**YOUR OBJECTIVE**
Only the number is wanted: how many lines contain "guidelines"?

**RECORD EXTRACTS**
■ ■ ■ ■ ■
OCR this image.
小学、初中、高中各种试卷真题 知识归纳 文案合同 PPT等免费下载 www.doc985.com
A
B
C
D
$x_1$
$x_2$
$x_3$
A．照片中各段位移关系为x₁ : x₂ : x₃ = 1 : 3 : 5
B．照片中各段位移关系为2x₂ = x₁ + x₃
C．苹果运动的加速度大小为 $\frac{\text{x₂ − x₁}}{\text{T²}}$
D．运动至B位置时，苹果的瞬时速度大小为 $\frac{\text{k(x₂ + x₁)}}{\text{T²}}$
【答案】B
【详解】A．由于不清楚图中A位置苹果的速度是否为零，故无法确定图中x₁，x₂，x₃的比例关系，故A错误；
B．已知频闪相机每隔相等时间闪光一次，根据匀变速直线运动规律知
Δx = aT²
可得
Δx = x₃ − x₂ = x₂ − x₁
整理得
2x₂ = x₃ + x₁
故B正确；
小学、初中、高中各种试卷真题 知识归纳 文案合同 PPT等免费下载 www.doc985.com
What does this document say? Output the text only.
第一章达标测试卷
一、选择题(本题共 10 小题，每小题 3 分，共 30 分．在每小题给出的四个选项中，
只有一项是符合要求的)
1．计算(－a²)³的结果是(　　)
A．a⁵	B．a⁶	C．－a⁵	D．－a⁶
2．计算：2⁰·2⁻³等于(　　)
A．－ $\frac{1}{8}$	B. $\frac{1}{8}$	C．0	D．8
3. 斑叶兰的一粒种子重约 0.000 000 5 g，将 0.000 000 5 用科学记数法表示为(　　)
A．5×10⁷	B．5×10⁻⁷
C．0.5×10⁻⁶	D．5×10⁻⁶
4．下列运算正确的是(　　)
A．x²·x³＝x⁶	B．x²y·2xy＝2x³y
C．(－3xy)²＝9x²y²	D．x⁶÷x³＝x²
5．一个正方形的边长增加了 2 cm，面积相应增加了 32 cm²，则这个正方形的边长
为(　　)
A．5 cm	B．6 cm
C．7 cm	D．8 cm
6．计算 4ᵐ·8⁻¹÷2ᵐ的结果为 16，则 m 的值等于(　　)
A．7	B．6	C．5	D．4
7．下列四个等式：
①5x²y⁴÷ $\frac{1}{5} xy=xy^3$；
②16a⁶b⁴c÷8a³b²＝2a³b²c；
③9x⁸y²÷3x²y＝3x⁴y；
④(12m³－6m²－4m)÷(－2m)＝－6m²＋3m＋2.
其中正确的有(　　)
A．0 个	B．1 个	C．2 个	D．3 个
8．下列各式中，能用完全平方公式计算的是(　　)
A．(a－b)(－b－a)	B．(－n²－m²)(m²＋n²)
■ ■ ■ ■ ■
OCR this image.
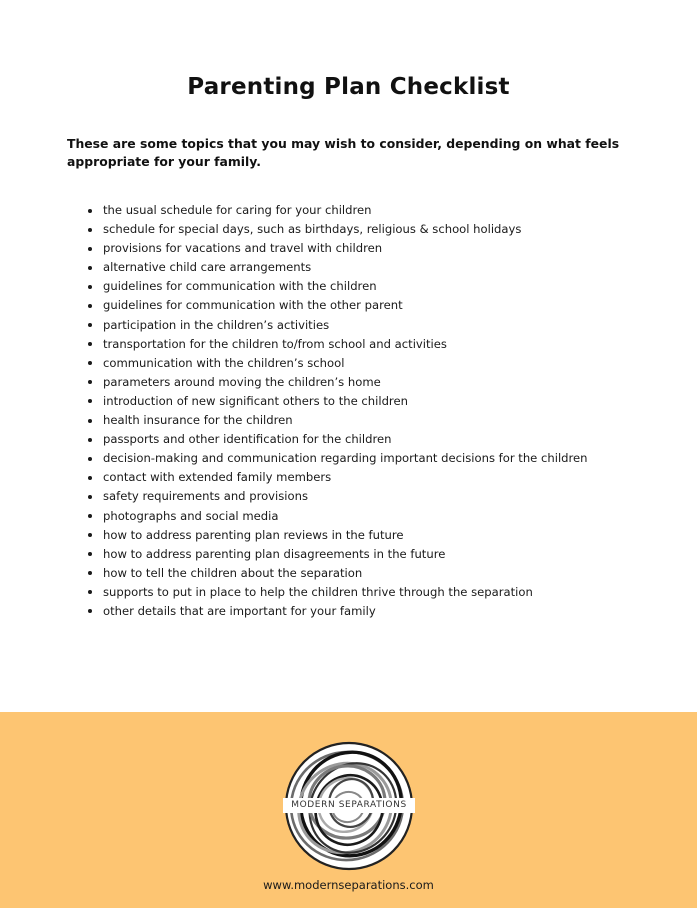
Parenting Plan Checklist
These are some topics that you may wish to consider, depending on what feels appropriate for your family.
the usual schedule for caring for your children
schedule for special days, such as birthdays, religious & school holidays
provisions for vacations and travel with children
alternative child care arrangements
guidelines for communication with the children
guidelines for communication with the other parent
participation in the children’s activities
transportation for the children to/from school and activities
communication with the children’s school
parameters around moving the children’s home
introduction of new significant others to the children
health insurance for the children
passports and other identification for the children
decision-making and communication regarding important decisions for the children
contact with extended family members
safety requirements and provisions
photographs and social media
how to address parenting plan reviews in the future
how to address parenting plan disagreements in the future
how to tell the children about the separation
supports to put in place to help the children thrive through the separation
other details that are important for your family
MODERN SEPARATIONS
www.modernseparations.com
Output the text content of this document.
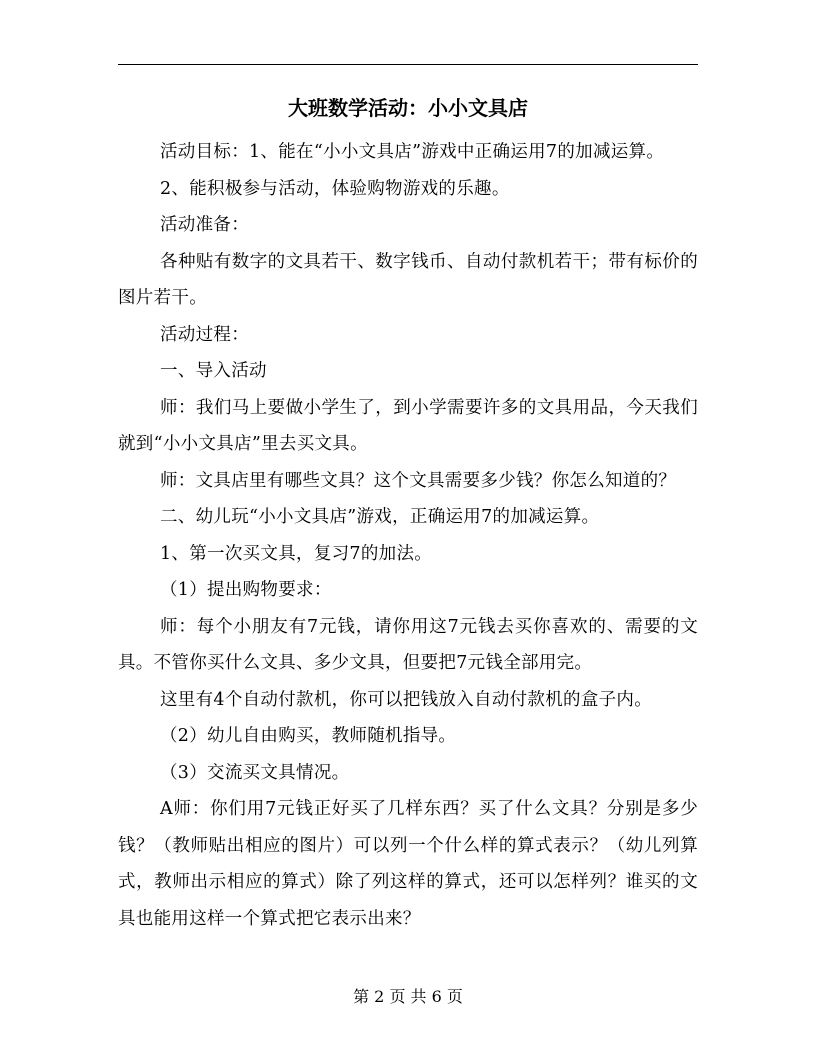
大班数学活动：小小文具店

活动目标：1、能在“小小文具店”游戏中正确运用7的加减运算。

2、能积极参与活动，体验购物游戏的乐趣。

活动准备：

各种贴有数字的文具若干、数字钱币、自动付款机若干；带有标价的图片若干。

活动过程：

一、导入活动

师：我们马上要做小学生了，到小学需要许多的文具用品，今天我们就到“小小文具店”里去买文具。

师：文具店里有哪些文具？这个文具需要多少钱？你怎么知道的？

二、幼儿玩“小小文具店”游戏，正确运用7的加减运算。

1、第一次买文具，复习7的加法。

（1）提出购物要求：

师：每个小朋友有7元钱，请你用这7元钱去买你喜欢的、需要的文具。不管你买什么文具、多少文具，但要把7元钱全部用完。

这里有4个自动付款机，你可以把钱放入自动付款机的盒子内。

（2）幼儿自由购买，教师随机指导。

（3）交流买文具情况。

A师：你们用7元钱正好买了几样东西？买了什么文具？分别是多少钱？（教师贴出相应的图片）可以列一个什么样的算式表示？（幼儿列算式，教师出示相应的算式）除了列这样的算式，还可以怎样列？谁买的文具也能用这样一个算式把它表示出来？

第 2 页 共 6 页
■ ■ ■ ■ ■
**TASK SOLUTION**
2